_Aim_:
Write the records out again exactly, leaving no images in.

Items from a data source
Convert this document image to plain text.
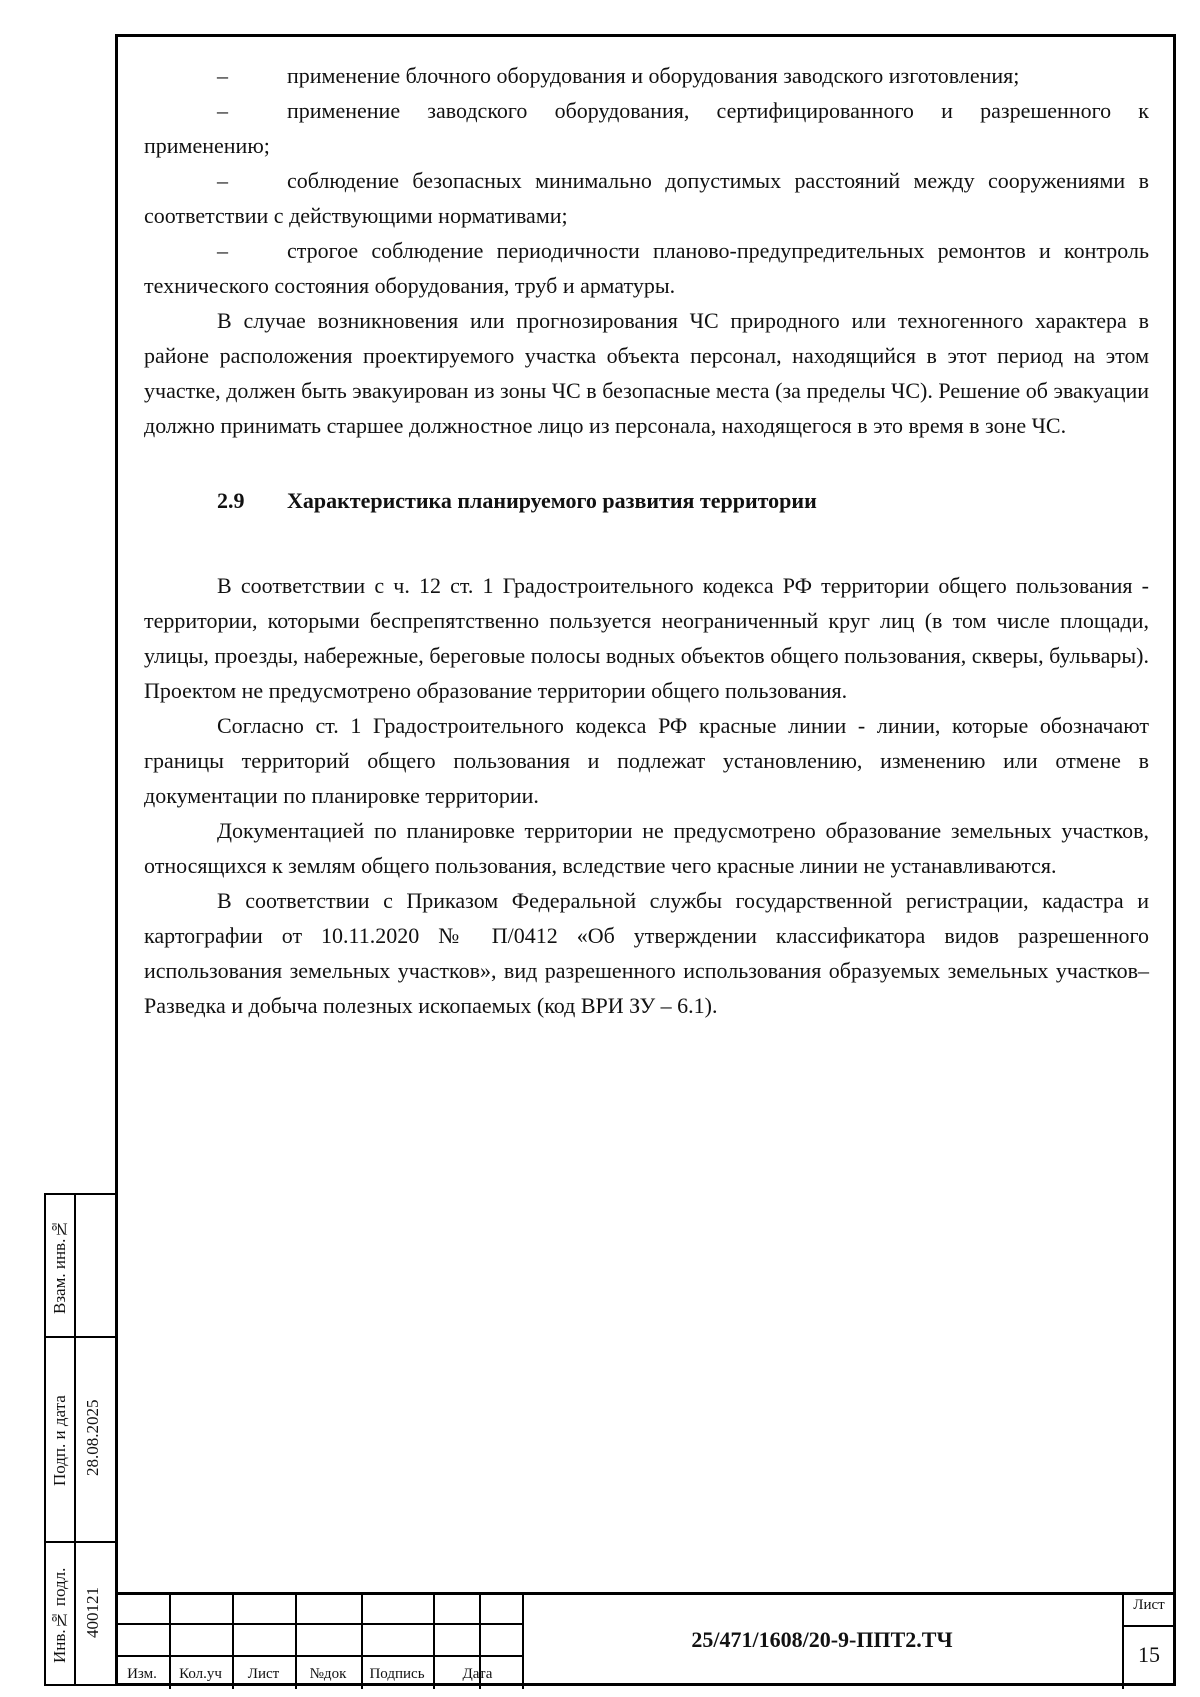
–	применение блочного оборудования и оборудования заводского изготовления;

–	применение заводского оборудования, сертифицированного и разрешенного к применению;

–	соблюдение безопасных минимально допустимых расстояний между сооружениями в соответствии с действующими нормативами;

–	строгое соблюдение периодичности планово-предупредительных ремонтов и контроль технического состояния оборудования, труб и арматуры.

В случае возникновения или прогнозирования ЧС природного или техногенного характера в районе расположения проектируемого участка объекта персонал, находящийся в этот период на этом участке, должен быть эвакуирован из зоны ЧС в безопасные места (за пределы ЧС). Решение об эвакуации должно принимать старшее должностное лицо из персонала, находящегося в это время в зоне ЧС.

2.9 Характеристика планируемого развития территории

В соответствии с ч. 12 ст. 1 Градостроительного кодекса РФ территории общего пользования - территории, которыми беспрепятственно пользуется неограниченный круг лиц (в том числе площади, улицы, проезды, набережные, береговые полосы водных объектов общего пользования, скверы, бульвары). Проектом не предусмотрено образование территории общего пользования.

Согласно ст. 1 Градостроительного кодекса РФ красные линии - линии, которые обозначают границы территорий общего пользования и подлежат установлению, изменению или отмене в документации по планировке территории.

Документацией по планировке территории не предусмотрено образование земельных участков, относящихся к землям общего пользования, вследствие чего красные линии не устанавливаются.

В соответствии с Приказом Федеральной службы государственной регистрации, кадастра и картографии от 10.11.2020 № П/0412 «Об утверждении классификатора видов разрешенного использования земельных участков», вид разрешенного использования образуемых земельных участков– Разведка и добыча полезных ископаемых (код ВРИ ЗУ – 6.1).

Взам. инв.№
Подп. и дата 28.08.2025
Инв.№ подл. 400121
Изм.	Кол.уч	Лист	№док	Подпись	Дата
25/471/1608/20-9-ППТ2.ТЧ
Лист
15
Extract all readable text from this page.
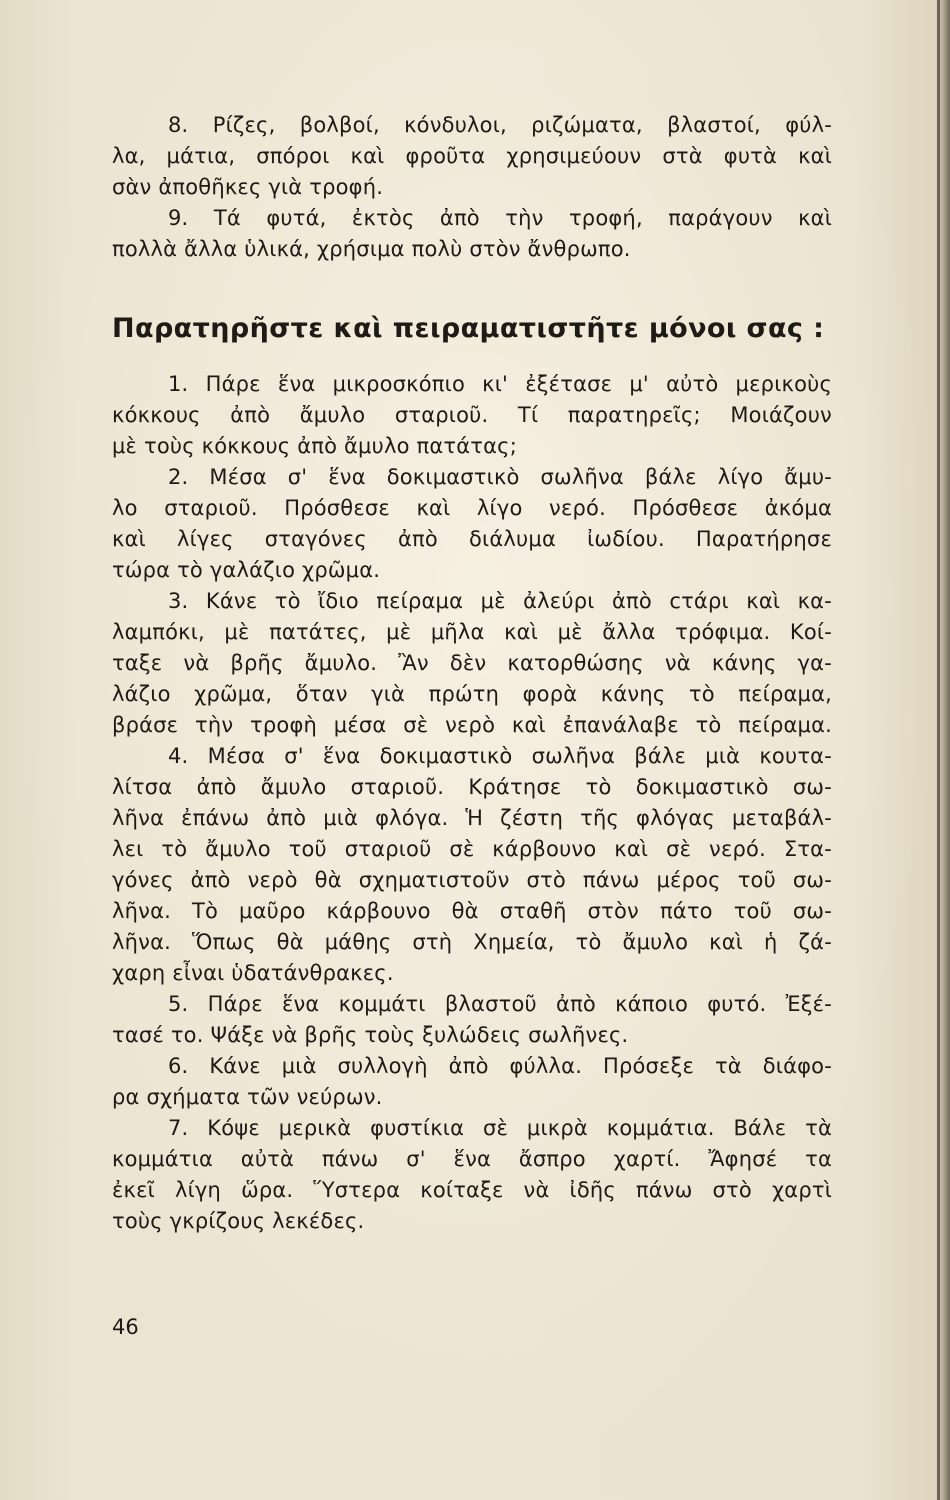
8. Ρίζες, βολβοί, κόνδυλοι, ριζώματα, βλαστοί, φύλ-
λα, μάτια, σπόροι καὶ φροῦτα χρησιμεύουν στὰ φυτὰ καὶ
σὰν ἀποθῆκες γιὰ τροφή.
9. Τά φυτά, ἐκτὸς ἀπὸ τὴν τροφή, παράγουν καὶ
πολλὰ ἄλλα ὑλικά, χρήσιμα πολὺ στὸν ἄνθρωπο.
Παρατηρῆστε καὶ πειραματιστῆτε μόνοι σας :
1. Πάρε ἕνα μικροσκόπιο κι' ἐξέτασε μ' αὐτὸ μερικοὺς
κόκκους ἀπὸ ἄμυλο σταριοῦ. Τί παρατηρεῖς; Μοιάζουν
μὲ τοὺς κόκκους ἀπὸ ἄμυλο πατάτας;
2. Μέσα σ' ἕνα δοκιμαστικὸ σωλῆνα βάλε λίγο ἄμυ-
λο σταριοῦ. Πρόσθεσε καὶ λίγο νερό. Πρόσθεσε ἀκόμα
καὶ λίγες σταγόνες ἀπὸ διάλυμα ἰωδίου. Παρατήρησε
τώρα τὸ γαλάζιο χρῶμα.
3. Κάνε τὸ ἴδιο πείραμα μὲ ἀλεύρι ἀπὸ ϲτάρι καὶ κα-
λαμπόκι, μὲ πατάτες, μὲ μῆλα καὶ μὲ ἄλλα τρόφιμα. Κοί-
ταξε νὰ βρῆς ἄμυλο. Ἂν δὲν κατορθώσης νὰ κάνης γα-
λάζιο χρῶμα, ὅταν γιὰ πρώτη φορὰ κάνης τὸ πείραμα,
βράσε τὴν τροφὴ μέσα σὲ νερὸ καὶ ἐπανάλαβε τὸ πείραμα.
4. Μέσα σ' ἕνα δοκιμαστικὸ σωλῆνα βάλε μιὰ κουτα-
λίτσα ἀπὸ ἄμυλο σταριοῦ. Κράτησε τὸ δοκιμαστικὸ σω-
λῆνα ἐπάνω ἀπὸ μιὰ φλόγα. Ἡ ζέστη τῆς φλόγας μεταβάλ-
λει τὸ ἄμυλο τοῦ σταριοῦ σὲ κάρβουνο καὶ σὲ νερό. Στα-
γόνες ἀπὸ νερὸ θὰ σχηματιστοῦν στὸ πάνω μέρος τοῦ σω-
λῆνα. Τὸ μαῦρο κάρβουνο θὰ σταθῆ στὸν πάτο τοῦ σω-
λῆνα. Ὅπως θὰ μάθης στὴ Χημεία, τὸ ἄμυλο καὶ ἡ ζά-
χαρη εἶναι ὑδατάνθρακες.
5. Πάρε ἕνα κομμάτι βλαστοῦ ἀπὸ κάποιο φυτό. Ἐξέ-
τασέ το. Ψάξε νὰ βρῆς τοὺς ξυλώδεις σωλῆνες.
6. Κάνε μιὰ συλλογὴ ἀπὸ φύλλα. Πρόσεξε τὰ διάφο-
ρα σχήματα τῶν νεύρων.
7. Κόψε μερικὰ φυστίκια σὲ μικρὰ κομμάτια. Βάλε τὰ
κομμάτια αὐτὰ πάνω σ' ἕνα ἄσπρο χαρτί. Ἄφησέ τα
ἐκεῖ λίγη ὥρα. Ὕστερα κοίταξε νὰ ἰδῆς πάνω στὸ χαρτὶ
τοὺς γκρίζους λεκέδες.
46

_Solved problem_:
Convert this document image to plain text.
–	применение блочного оборудования и оборудования заводского изготовления;

–	применение заводского оборудования, сертифицированного и разрешенного к применению;

–	соблюдение безопасных минимально допустимых расстояний между сооружениями в соответствии с действующими нормативами;

–	строгое соблюдение периодичности планово-предупредительных ремонтов и контроль технического состояния оборудования, труб и арматуры.

В случае возникновения или прогнозирования ЧС природного или техногенного характера в районе расположения проектируемого участка объекта персонал, находящийся в этот период на этом участке, должен быть эвакуирован из зоны ЧС в безопасные места (за пределы ЧС). Решение об эвакуации должно принимать старшее должностное лицо из персонала, находящегося в это время в зоне ЧС.

2.9 Характеристика планируемого развития территории

В соответствии с ч. 12 ст. 1 Градостроительного кодекса РФ территории общего пользования - территории, которыми беспрепятственно пользуется неограниченный круг лиц (в том числе площади, улицы, проезды, набережные, береговые полосы водных объектов общего пользования, скверы, бульвары). Проектом не предусмотрено образование территории общего пользования.

Согласно ст. 1 Градостроительного кодекса РФ красные линии - линии, которые обозначают границы территорий общего пользования и подлежат установлению, изменению или отмене в документации по планировке территории.

Документацией по планировке территории не предусмотрено образование земельных участков, относящихся к землям общего пользования, вследствие чего красные линии не устанавливаются.

В соответствии с Приказом Федеральной службы государственной регистрации, кадастра и картографии от 10.11.2020 № П/0412 «Об утверждении классификатора видов разрешенного использования земельных участков», вид разрешенного использования образуемых земельных участков– Разведка и добыча полезных ископаемых (код ВРИ ЗУ – 6.1).

Взам. инв.№
Подп. и дата 28.08.2025
Инв.№ подл. 400121
Изм.	Кол.уч	Лист	№док	Подпись	Дата
25/471/1608/20-9-ППТ2.ТЧ
Лист
15
Extract all readable text from this page.
8. Ρίζες, βολβοί, κόνδυλοι, ριζώματα, βλαστοί, φύλ-
λα, μάτια, σπόροι καὶ φροῦτα χρησιμεύουν στὰ φυτὰ καὶ
σὰν ἀποθῆκες γιὰ τροφή.
9. Τά φυτά, ἐκτὸς ἀπὸ τὴν τροφή, παράγουν καὶ
πολλὰ ἄλλα ὑλικά, χρήσιμα πολὺ στὸν ἄνθρωπο.
Παρατηρῆστε καὶ πειραματιστῆτε μόνοι σας :
1. Πάρε ἕνα μικροσκόπιο κι' ἐξέτασε μ' αὐτὸ μερικοὺς
κόκκους ἀπὸ ἄμυλο σταριοῦ. Τί παρατηρεῖς; Μοιάζουν
μὲ τοὺς κόκκους ἀπὸ ἄμυλο πατάτας;
2. Μέσα σ' ἕνα δοκιμαστικὸ σωλῆνα βάλε λίγο ἄμυ-
λο σταριοῦ. Πρόσθεσε καὶ λίγο νερό. Πρόσθεσε ἀκόμα
καὶ λίγες σταγόνες ἀπὸ διάλυμα ἰωδίου. Παρατήρησε
τώρα τὸ γαλάζιο χρῶμα.
3. Κάνε τὸ ἴδιο πείραμα μὲ ἀλεύρι ἀπὸ ϲτάρι καὶ κα-
λαμπόκι, μὲ πατάτες, μὲ μῆλα καὶ μὲ ἄλλα τρόφιμα. Κοί-
ταξε νὰ βρῆς ἄμυλο. Ἂν δὲν κατορθώσης νὰ κάνης γα-
λάζιο χρῶμα, ὅταν γιὰ πρώτη φορὰ κάνης τὸ πείραμα,
βράσε τὴν τροφὴ μέσα σὲ νερὸ καὶ ἐπανάλαβε τὸ πείραμα.
4. Μέσα σ' ἕνα δοκιμαστικὸ σωλῆνα βάλε μιὰ κουτα-
λίτσα ἀπὸ ἄμυλο σταριοῦ. Κράτησε τὸ δοκιμαστικὸ σω-
λῆνα ἐπάνω ἀπὸ μιὰ φλόγα. Ἡ ζέστη τῆς φλόγας μεταβάλ-
λει τὸ ἄμυλο τοῦ σταριοῦ σὲ κάρβουνο καὶ σὲ νερό. Στα-
γόνες ἀπὸ νερὸ θὰ σχηματιστοῦν στὸ πάνω μέρος τοῦ σω-
λῆνα. Τὸ μαῦρο κάρβουνο θὰ σταθῆ στὸν πάτο τοῦ σω-
λῆνα. Ὅπως θὰ μάθης στὴ Χημεία, τὸ ἄμυλο καὶ ἡ ζά-
χαρη εἶναι ὑδατάνθρακες.
5. Πάρε ἕνα κομμάτι βλαστοῦ ἀπὸ κάποιο φυτό. Ἐξέ-
τασέ το. Ψάξε νὰ βρῆς τοὺς ξυλώδεις σωλῆνες.
6. Κάνε μιὰ συλλογὴ ἀπὸ φύλλα. Πρόσεξε τὰ διάφο-
ρα σχήματα τῶν νεύρων.
7. Κόψε μερικὰ φυστίκια σὲ μικρὰ κομμάτια. Βάλε τὰ
κομμάτια αὐτὰ πάνω σ' ἕνα ἄσπρο χαρτί. Ἄφησέ τα
ἐκεῖ λίγη ὥρα. Ὕστερα κοίταξε νὰ ἰδῆς πάνω στὸ χαρτὶ
τοὺς γκρίζους λεκέδες.
46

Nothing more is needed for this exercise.